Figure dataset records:
● ● ● ● ●
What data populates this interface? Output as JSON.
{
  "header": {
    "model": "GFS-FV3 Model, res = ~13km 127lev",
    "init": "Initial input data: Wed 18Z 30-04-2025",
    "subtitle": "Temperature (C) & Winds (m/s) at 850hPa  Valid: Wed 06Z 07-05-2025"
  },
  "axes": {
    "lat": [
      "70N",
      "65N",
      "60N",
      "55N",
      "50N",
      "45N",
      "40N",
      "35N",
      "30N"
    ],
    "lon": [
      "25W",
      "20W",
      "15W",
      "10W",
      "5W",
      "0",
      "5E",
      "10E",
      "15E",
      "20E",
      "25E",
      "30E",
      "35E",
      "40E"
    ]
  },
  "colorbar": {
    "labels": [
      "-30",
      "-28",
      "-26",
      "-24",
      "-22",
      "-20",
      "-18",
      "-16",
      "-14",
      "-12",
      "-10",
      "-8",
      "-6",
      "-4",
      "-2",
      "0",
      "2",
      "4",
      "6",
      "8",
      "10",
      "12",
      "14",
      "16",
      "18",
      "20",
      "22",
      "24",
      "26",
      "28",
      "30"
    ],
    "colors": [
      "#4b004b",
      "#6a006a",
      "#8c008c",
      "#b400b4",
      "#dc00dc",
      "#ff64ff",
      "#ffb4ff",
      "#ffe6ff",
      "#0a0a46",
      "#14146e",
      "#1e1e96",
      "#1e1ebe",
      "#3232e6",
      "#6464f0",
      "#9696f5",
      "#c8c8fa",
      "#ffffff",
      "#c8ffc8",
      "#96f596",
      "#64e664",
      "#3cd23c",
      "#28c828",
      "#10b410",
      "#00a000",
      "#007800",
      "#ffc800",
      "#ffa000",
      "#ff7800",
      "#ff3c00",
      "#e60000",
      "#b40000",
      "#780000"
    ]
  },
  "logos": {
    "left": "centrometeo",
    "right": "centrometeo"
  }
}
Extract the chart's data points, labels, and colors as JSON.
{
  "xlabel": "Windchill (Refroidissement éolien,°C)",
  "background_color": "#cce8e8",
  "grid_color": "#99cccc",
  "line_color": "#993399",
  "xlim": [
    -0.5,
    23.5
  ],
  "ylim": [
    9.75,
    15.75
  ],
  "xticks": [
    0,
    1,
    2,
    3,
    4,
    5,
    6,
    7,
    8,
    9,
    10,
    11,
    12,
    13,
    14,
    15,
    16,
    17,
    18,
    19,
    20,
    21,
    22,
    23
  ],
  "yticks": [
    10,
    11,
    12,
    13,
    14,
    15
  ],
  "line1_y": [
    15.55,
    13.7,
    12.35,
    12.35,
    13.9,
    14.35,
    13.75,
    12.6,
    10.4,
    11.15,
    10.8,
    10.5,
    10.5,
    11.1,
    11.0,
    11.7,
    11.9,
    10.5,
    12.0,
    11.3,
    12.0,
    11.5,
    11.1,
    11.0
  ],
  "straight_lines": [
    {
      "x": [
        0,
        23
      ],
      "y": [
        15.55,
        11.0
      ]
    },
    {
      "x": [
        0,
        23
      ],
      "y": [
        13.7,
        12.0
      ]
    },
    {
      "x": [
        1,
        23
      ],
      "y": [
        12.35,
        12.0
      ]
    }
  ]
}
● ● ● ● ●
◆ **Goal of the exercise**
Give only the number of lines in the listing above that include the string "centrometeo".

◆ **Response to this task**
2